(Records contained in a dataset)
________________________

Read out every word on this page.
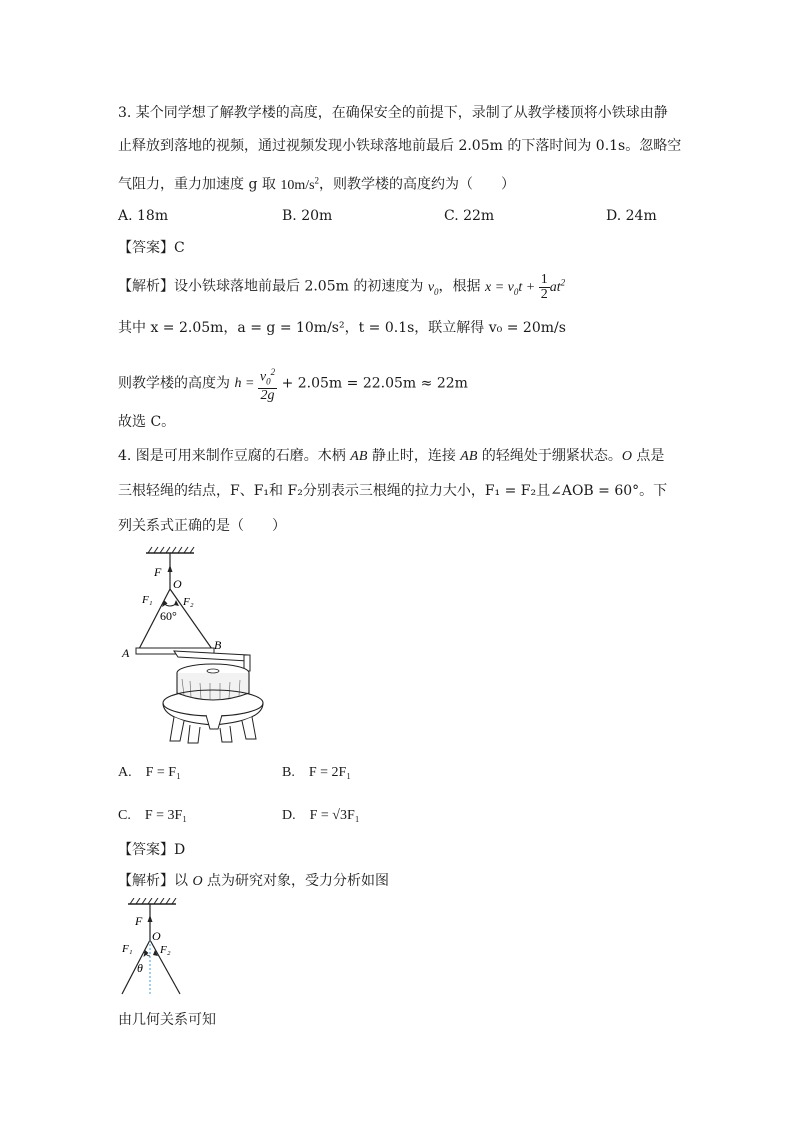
3. 某个同学想了解教学楼的高度，在确保安全的前提下，录制了从教学楼顶将小铁球由静
止释放到落地的视频，通过视频发现小铁球落地前最后 2.05m 的下落时间为 0.1s。忽略空
气阻力，重力加速度 g 取 $10m/s^2$，则教学楼的高度约为（　　）
A. 18m	B. 20m	C. 22m	D. 24m
【答案】C
【解析】设小铁球落地前最后 2.05m 的初速度为 $v_0$，根据 $x = v_0t + \frac{1}{2} at^2$
其中 x = 2.05m，a = g = 10m/s²，t = 0.1s，联立解得 v₀ = 20m/s
则教学楼的高度为 $h = \frac{v_0^2}{2g} + 2.05m = 22.05m \approx 22m$
故选 C。
4. 图是可用来制作豆腐的石磨。木柄 AB 静止时，连接 AB 的轻绳处于绷紧状态。O 点是
三根轻绳的结点，F、F₁和 F₂分别表示三根绳的拉力大小，F₁ = F₂且∠AOB = 60°。下
列关系式正确的是（　　）
F
O
F₁	F₂
60°
A
B
A.　F = F₁	B.　F = 2F₁
C.　F = 3F₁	D.　F = √3F₁
【答案】D
【解析】以 O 点为研究对象，受力分析如图
F
O
F₁ F₂
θ
由几何关系可知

________________________

■ Exercise instructions: The data above should be repeated exactly, minus any pictures.

■ Solved exercise:
Read out every word on this page.
3. 某个同学想了解教学楼的高度，在确保安全的前提下，录制了从教学楼顶将小铁球由静
止释放到落地的视频，通过视频发现小铁球落地前最后 2.05m 的下落时间为 0.1s。忽略空
气阻力，重力加速度 g 取 $10m/s^2$，则教学楼的高度约为（　　）
A. 18m	B. 20m	C. 22m	D. 24m
【答案】C
【解析】设小铁球落地前最后 2.05m 的初速度为 $v_0$，根据 $x = v_0t + \frac{1}{2} at^2$
其中 x = 2.05m，a = g = 10m/s²，t = 0.1s，联立解得 v₀ = 20m/s
则教学楼的高度为 $h = \frac{v_0^2}{2g} + 2.05m = 22.05m \approx 22m$
故选 C。
4. 图是可用来制作豆腐的石磨。木柄 AB 静止时，连接 AB 的轻绳处于绷紧状态。O 点是
三根轻绳的结点，F、F₁和 F₂分别表示三根绳的拉力大小，F₁ = F₂且∠AOB = 60°。下
列关系式正确的是（　　）
F
O
F₁	F₂
60°
A
B
A.　F = F₁	B.　F = 2F₁
C.　F = 3F₁	D.　F = √3F₁
【答案】D
【解析】以 O 点为研究对象，受力分析如图
F
O
F₁ F₂
θ
由几何关系可知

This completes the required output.